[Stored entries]
________________________
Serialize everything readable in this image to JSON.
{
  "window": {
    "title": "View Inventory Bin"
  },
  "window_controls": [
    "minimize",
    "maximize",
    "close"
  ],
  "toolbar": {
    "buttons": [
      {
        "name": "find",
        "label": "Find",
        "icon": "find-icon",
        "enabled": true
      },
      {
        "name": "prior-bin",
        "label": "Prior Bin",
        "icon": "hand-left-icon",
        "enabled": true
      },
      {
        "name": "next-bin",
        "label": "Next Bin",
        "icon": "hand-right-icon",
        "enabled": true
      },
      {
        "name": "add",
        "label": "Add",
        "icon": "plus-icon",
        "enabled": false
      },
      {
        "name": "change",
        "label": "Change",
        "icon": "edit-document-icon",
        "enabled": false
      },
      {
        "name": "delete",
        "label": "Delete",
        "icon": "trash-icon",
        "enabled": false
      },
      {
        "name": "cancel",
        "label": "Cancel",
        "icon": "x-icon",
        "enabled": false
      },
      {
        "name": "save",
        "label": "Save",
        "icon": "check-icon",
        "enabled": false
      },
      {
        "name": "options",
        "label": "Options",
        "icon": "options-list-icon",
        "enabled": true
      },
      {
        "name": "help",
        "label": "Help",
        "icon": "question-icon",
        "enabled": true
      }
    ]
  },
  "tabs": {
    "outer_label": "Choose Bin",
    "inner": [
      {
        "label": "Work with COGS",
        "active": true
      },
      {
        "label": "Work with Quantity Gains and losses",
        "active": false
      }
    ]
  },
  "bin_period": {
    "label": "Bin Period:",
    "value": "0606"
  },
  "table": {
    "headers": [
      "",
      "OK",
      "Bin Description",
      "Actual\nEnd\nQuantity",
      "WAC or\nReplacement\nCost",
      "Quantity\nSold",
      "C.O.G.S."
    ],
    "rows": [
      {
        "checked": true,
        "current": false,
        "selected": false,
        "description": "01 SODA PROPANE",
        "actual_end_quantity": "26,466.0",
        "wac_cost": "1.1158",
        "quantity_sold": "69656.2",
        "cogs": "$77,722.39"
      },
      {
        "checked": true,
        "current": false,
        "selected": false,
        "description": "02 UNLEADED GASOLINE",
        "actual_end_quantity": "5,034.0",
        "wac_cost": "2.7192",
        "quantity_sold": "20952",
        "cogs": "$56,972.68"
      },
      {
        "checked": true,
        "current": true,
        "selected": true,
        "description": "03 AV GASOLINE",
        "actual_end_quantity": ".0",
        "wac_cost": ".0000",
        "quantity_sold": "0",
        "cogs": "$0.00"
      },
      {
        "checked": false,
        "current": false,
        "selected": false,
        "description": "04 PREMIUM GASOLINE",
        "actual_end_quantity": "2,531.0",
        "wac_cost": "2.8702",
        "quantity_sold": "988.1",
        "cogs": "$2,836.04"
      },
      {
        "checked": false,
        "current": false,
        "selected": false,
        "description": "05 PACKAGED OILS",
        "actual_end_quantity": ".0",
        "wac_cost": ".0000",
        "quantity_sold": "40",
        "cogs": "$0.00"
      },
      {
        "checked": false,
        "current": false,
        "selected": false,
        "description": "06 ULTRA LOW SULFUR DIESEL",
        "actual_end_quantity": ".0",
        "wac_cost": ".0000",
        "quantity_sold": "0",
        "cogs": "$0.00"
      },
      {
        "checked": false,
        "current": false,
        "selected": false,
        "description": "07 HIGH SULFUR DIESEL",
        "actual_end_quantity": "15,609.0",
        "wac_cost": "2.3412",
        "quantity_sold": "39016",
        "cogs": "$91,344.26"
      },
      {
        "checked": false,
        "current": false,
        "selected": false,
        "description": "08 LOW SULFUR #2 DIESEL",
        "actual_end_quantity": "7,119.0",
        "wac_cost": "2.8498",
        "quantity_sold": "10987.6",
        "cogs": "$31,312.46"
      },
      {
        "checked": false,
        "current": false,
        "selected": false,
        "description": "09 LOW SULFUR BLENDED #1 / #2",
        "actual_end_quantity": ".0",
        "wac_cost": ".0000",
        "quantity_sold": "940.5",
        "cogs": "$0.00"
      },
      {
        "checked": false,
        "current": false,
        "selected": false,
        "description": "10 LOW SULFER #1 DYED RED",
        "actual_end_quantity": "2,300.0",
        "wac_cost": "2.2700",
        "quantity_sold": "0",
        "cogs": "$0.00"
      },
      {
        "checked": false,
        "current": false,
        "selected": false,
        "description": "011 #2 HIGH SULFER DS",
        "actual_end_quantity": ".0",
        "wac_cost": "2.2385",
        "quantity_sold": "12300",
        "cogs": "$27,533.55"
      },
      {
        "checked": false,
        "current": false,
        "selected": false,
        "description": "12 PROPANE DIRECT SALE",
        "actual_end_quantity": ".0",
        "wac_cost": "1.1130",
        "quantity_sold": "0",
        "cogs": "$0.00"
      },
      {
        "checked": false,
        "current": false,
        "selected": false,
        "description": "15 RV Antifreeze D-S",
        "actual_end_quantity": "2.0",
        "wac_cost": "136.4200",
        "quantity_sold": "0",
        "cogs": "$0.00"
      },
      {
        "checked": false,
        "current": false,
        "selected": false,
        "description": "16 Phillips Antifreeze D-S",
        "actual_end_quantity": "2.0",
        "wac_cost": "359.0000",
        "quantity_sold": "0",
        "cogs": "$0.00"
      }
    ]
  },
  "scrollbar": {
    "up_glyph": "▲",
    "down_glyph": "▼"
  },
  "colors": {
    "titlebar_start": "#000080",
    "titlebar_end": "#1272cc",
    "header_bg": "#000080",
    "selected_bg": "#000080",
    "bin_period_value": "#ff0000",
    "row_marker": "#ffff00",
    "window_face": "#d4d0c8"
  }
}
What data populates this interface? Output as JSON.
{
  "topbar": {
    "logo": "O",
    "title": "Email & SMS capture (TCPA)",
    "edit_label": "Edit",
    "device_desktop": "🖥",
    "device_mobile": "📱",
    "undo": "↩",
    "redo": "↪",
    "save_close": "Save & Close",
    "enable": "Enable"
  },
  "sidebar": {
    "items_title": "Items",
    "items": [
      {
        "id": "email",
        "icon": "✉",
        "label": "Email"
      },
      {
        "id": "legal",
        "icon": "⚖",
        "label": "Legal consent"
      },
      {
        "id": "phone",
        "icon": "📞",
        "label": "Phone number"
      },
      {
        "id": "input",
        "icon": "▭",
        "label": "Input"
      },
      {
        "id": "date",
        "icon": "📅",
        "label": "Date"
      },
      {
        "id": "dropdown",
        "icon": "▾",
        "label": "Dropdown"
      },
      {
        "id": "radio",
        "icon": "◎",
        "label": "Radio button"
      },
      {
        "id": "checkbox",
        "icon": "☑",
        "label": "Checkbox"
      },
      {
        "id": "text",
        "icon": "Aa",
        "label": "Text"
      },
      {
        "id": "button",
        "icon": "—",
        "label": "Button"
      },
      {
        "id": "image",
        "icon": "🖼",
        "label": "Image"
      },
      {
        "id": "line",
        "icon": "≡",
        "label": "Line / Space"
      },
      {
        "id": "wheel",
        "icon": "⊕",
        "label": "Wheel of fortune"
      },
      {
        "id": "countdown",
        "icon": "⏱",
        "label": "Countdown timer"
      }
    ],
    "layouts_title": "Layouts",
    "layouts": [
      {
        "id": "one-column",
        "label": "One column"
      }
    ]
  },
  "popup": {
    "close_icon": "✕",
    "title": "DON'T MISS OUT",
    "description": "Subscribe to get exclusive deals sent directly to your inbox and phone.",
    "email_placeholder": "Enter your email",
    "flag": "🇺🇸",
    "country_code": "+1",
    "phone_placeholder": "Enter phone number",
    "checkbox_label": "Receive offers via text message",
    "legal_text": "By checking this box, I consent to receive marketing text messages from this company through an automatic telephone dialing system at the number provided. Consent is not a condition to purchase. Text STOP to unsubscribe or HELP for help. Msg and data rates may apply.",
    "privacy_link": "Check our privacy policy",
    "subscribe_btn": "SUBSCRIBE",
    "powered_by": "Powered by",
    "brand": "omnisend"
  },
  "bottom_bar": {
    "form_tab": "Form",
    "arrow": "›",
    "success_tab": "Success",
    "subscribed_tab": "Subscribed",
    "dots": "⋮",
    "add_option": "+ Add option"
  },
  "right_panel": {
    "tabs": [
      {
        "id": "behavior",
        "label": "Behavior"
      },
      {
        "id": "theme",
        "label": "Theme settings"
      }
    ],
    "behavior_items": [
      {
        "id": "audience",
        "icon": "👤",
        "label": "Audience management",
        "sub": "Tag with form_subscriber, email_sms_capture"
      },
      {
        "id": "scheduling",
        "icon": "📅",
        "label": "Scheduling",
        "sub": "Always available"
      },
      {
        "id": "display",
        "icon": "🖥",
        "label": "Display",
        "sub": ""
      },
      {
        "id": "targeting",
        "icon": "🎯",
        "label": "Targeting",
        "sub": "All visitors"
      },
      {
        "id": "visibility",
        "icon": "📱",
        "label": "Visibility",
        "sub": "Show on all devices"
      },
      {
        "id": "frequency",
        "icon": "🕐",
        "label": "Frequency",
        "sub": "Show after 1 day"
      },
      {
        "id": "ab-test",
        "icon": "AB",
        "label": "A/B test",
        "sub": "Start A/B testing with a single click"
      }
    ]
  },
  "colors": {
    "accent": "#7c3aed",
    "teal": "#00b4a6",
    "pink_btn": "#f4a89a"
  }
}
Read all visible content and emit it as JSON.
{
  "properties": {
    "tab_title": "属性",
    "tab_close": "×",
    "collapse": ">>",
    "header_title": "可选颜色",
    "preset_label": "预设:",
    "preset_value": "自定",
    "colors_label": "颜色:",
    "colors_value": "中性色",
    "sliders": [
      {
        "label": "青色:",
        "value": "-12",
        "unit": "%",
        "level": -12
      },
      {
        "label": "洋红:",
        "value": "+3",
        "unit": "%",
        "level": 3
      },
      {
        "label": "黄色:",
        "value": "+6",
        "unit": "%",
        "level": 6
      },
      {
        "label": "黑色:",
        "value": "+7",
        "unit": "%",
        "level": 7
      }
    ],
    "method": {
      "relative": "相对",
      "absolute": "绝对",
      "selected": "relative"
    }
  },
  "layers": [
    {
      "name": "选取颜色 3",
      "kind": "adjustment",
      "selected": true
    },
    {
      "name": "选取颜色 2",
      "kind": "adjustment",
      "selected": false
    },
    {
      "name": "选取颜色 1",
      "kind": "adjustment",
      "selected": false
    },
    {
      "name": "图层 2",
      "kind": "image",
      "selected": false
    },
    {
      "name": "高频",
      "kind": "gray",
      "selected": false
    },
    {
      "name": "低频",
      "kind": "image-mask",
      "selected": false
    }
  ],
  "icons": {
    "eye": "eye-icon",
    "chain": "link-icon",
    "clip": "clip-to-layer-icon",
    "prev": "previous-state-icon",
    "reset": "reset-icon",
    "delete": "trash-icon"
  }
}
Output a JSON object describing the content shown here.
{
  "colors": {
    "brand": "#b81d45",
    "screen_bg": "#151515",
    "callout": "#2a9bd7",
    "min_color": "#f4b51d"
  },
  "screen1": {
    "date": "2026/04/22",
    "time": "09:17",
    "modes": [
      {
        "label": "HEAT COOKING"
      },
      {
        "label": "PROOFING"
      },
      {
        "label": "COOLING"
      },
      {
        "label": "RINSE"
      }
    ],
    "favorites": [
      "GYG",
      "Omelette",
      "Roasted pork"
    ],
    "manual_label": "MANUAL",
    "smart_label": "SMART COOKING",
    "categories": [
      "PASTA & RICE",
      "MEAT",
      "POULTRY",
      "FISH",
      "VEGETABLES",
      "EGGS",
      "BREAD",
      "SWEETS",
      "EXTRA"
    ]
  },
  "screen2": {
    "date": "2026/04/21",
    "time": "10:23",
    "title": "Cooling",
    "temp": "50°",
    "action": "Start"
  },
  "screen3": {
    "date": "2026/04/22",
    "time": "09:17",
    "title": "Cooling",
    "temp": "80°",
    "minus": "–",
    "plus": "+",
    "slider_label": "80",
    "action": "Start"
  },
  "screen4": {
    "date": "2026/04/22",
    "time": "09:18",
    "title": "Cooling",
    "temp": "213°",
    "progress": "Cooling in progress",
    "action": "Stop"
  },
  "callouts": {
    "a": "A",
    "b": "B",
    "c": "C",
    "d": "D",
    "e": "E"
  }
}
________________________
What to produce: Go through the material above and copy each line that has the word "Enter".

Result of the exercise:
    "email_placeholder": "Enter your email",
    "phone_placeholder": "Enter phone number",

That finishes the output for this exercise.